▶ **Directive**
Will you write out all the entries below exactly?

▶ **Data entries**

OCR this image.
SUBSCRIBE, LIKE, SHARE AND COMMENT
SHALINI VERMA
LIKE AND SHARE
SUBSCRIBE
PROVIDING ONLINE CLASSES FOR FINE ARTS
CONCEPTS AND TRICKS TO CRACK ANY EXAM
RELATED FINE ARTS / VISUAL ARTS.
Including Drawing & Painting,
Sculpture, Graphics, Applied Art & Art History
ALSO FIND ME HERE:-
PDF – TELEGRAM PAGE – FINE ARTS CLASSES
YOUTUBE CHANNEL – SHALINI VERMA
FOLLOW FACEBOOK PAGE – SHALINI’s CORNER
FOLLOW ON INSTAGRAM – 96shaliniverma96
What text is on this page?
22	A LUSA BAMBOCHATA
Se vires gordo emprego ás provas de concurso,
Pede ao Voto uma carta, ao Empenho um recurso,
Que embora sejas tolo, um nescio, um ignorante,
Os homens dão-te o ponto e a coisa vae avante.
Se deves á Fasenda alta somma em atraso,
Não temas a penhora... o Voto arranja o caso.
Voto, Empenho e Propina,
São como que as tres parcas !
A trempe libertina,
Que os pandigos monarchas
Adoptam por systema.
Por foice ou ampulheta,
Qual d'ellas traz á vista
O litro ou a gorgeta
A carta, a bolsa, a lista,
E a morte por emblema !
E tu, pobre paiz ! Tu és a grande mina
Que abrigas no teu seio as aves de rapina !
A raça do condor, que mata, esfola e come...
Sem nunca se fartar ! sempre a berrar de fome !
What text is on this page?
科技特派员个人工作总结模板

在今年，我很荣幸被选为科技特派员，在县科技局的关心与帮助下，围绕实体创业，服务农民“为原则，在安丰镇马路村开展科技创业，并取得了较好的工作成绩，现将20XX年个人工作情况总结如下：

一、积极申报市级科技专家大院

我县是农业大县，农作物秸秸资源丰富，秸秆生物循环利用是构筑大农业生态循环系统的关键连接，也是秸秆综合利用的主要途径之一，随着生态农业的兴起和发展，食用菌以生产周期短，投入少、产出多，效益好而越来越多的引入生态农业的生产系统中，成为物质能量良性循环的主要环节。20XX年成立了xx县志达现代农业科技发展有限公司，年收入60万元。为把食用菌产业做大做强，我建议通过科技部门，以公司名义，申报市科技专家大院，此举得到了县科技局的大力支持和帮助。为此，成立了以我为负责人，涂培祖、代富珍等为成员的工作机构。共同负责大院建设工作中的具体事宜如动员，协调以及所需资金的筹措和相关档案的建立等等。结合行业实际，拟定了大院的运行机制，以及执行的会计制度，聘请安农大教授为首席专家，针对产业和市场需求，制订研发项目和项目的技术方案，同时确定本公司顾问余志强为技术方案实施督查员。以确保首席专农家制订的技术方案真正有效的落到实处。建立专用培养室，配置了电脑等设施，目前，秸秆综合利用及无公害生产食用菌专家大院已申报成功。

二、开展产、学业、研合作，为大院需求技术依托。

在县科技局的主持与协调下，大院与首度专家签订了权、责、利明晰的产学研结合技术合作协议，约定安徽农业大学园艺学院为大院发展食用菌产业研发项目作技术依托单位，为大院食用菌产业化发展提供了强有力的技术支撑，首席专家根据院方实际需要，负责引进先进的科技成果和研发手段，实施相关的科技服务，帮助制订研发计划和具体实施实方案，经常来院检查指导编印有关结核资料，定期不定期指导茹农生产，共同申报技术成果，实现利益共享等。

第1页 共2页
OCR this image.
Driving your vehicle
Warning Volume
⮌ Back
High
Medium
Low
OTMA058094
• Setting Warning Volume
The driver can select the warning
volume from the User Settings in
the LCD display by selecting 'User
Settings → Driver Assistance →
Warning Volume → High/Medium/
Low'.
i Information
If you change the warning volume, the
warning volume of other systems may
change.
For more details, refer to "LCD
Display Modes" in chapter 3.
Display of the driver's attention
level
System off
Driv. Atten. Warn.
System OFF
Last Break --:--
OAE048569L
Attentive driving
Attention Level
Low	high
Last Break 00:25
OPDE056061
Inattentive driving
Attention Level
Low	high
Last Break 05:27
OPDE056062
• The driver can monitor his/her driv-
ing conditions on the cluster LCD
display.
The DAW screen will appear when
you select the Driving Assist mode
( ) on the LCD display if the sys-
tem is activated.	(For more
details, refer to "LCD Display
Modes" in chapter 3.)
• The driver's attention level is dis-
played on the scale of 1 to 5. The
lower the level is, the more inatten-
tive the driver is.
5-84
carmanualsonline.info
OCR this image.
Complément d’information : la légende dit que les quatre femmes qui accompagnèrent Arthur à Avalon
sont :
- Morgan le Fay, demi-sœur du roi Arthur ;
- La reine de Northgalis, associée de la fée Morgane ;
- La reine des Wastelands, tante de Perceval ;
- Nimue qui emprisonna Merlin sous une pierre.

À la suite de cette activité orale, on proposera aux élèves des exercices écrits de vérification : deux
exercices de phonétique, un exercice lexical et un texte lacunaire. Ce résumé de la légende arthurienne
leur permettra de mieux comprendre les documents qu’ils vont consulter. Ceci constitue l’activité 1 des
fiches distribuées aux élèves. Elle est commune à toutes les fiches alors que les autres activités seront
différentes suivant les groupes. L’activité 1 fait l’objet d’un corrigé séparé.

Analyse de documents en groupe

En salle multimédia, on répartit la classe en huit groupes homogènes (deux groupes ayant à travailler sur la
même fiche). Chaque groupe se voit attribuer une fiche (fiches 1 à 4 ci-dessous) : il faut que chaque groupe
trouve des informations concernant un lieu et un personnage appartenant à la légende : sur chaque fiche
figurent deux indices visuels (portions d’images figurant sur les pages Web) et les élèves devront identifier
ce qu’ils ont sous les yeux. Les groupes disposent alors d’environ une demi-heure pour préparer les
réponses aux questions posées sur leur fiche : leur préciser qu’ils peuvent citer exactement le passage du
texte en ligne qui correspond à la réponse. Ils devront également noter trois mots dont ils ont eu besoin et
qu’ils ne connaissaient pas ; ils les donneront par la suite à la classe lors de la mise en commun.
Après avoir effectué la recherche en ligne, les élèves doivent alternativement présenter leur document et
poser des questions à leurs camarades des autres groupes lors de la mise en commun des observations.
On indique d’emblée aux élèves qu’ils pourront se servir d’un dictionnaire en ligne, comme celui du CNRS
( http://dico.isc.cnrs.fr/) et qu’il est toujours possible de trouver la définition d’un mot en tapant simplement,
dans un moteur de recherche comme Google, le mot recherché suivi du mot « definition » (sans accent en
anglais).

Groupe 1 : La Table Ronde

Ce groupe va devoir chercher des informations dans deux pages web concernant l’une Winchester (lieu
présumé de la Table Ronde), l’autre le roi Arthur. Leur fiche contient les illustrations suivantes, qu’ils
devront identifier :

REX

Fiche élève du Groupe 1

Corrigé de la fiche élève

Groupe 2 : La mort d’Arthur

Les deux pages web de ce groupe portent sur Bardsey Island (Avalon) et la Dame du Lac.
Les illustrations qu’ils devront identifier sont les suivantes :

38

▶ **Reply**
OCR this image.
SUBSCRIBE, LIKE, SHARE AND COMMENT
SHALINI VERMA
LIKE AND SHARE
SUBSCRIBE
PROVIDING ONLINE CLASSES FOR FINE ARTS
CONCEPTS AND TRICKS TO CRACK ANY EXAM
RELATED FINE ARTS / VISUAL ARTS.
Including Drawing & Painting,
Sculpture, Graphics, Applied Art & Art History
ALSO FIND ME HERE:-
PDF – TELEGRAM PAGE – FINE ARTS CLASSES
YOUTUBE CHANNEL – SHALINI VERMA
FOLLOW FACEBOOK PAGE – SHALINI’s CORNER
FOLLOW ON INSTAGRAM – 96shaliniverma96
What text is on this page?
22	A LUSA BAMBOCHATA
Se vires gordo emprego ás provas de concurso,
Pede ao Voto uma carta, ao Empenho um recurso,
Que embora sejas tolo, um nescio, um ignorante,
Os homens dão-te o ponto e a coisa vae avante.
Se deves á Fasenda alta somma em atraso,
Não temas a penhora... o Voto arranja o caso.
Voto, Empenho e Propina,
São como que as tres parcas !
A trempe libertina,
Que os pandigos monarchas
Adoptam por systema.
Por foice ou ampulheta,
Qual d'ellas traz á vista
O litro ou a gorgeta
A carta, a bolsa, a lista,
E a morte por emblema !
E tu, pobre paiz ! Tu és a grande mina
Que abrigas no teu seio as aves de rapina !
A raça do condor, que mata, esfola e come...
Sem nunca se fartar ! sempre a berrar de fome !
What text is on this page?
科技特派员个人工作总结模板

在今年，我很荣幸被选为科技特派员，在县科技局的关心与帮助下，围绕实体创业，服务农民“为原则，在安丰镇马路村开展科技创业，并取得了较好的工作成绩，现将20XX年个人工作情况总结如下：

一、积极申报市级科技专家大院

我县是农业大县，农作物秸秸资源丰富，秸秆生物循环利用是构筑大农业生态循环系统的关键连接，也是秸秆综合利用的主要途径之一，随着生态农业的兴起和发展，食用菌以生产周期短，投入少、产出多，效益好而越来越多的引入生态农业的生产系统中，成为物质能量良性循环的主要环节。20XX年成立了xx县志达现代农业科技发展有限公司，年收入60万元。为把食用菌产业做大做强，我建议通过科技部门，以公司名义，申报市科技专家大院，此举得到了县科技局的大力支持和帮助。为此，成立了以我为负责人，涂培祖、代富珍等为成员的工作机构。共同负责大院建设工作中的具体事宜如动员，协调以及所需资金的筹措和相关档案的建立等等。结合行业实际，拟定了大院的运行机制，以及执行的会计制度，聘请安农大教授为首席专家，针对产业和市场需求，制订研发项目和项目的技术方案，同时确定本公司顾问余志强为技术方案实施督查员。以确保首席专农家制订的技术方案真正有效的落到实处。建立专用培养室，配置了电脑等设施，目前，秸秆综合利用及无公害生产食用菌专家大院已申报成功。

二、开展产、学业、研合作，为大院需求技术依托。

在县科技局的主持与协调下，大院与首度专家签订了权、责、利明晰的产学研结合技术合作协议，约定安徽农业大学园艺学院为大院发展食用菌产业研发项目作技术依托单位，为大院食用菌产业化发展提供了强有力的技术支撑，首席专家根据院方实际需要，负责引进先进的科技成果和研发手段，实施相关的科技服务，帮助制订研发计划和具体实施实方案，经常来院检查指导编印有关结核资料，定期不定期指导茹农生产，共同申报技术成果，实现利益共享等。

第1页 共2页
OCR this image.
Driving your vehicle
Warning Volume
⮌ Back
High
Medium
Low
OTMA058094
• Setting Warning Volume
The driver can select the warning
volume from the User Settings in
the LCD display by selecting 'User
Settings → Driver Assistance →
Warning Volume → High/Medium/
Low'.
i Information
If you change the warning volume, the
warning volume of other systems may
change.
For more details, refer to "LCD
Display Modes" in chapter 3.
Display of the driver's attention
level
System off
Driv. Atten. Warn.
System OFF
Last Break --:--
OAE048569L
Attentive driving
Attention Level
Low	high
Last Break 00:25
OPDE056061
Inattentive driving
Attention Level
Low	high
Last Break 05:27
OPDE056062
• The driver can monitor his/her driv-
ing conditions on the cluster LCD
display.
The DAW screen will appear when
you select the Driving Assist mode
( ) on the LCD display if the sys-
tem is activated.	(For more
details, refer to "LCD Display
Modes" in chapter 3.)
• The driver's attention level is dis-
played on the scale of 1 to 5. The
lower the level is, the more inatten-
tive the driver is.
5-84
carmanualsonline.info
OCR this image.
Complément d’information : la légende dit que les quatre femmes qui accompagnèrent Arthur à Avalon
sont :
- Morgan le Fay, demi-sœur du roi Arthur ;
- La reine de Northgalis, associée de la fée Morgane ;
- La reine des Wastelands, tante de Perceval ;
- Nimue qui emprisonna Merlin sous une pierre.

À la suite de cette activité orale, on proposera aux élèves des exercices écrits de vérification : deux
exercices de phonétique, un exercice lexical et un texte lacunaire. Ce résumé de la légende arthurienne
leur permettra de mieux comprendre les documents qu’ils vont consulter. Ceci constitue l’activité 1 des
fiches distribuées aux élèves. Elle est commune à toutes les fiches alors que les autres activités seront
différentes suivant les groupes. L’activité 1 fait l’objet d’un corrigé séparé.

Analyse de documents en groupe

En salle multimédia, on répartit la classe en huit groupes homogènes (deux groupes ayant à travailler sur la
même fiche). Chaque groupe se voit attribuer une fiche (fiches 1 à 4 ci-dessous) : il faut que chaque groupe
trouve des informations concernant un lieu et un personnage appartenant à la légende : sur chaque fiche
figurent deux indices visuels (portions d’images figurant sur les pages Web) et les élèves devront identifier
ce qu’ils ont sous les yeux. Les groupes disposent alors d’environ une demi-heure pour préparer les
réponses aux questions posées sur leur fiche : leur préciser qu’ils peuvent citer exactement le passage du
texte en ligne qui correspond à la réponse. Ils devront également noter trois mots dont ils ont eu besoin et
qu’ils ne connaissaient pas ; ils les donneront par la suite à la classe lors de la mise en commun.
Après avoir effectué la recherche en ligne, les élèves doivent alternativement présenter leur document et
poser des questions à leurs camarades des autres groupes lors de la mise en commun des observations.
On indique d’emblée aux élèves qu’ils pourront se servir d’un dictionnaire en ligne, comme celui du CNRS
( http://dico.isc.cnrs.fr/) et qu’il est toujours possible de trouver la définition d’un mot en tapant simplement,
dans un moteur de recherche comme Google, le mot recherché suivi du mot « definition » (sans accent en
anglais).

Groupe 1 : La Table Ronde

Ce groupe va devoir chercher des informations dans deux pages web concernant l’une Winchester (lieu
présumé de la Table Ronde), l’autre le roi Arthur. Leur fiche contient les illustrations suivantes, qu’ils
devront identifier :

REX

Fiche élève du Groupe 1

Corrigé de la fiche élève

Groupe 2 : La mort d’Arthur

Les deux pages web de ce groupe portent sur Bardsey Island (Avalon) et la Dame du Lac.
Les illustrations qu’ils devront identifier sont les suivantes :

38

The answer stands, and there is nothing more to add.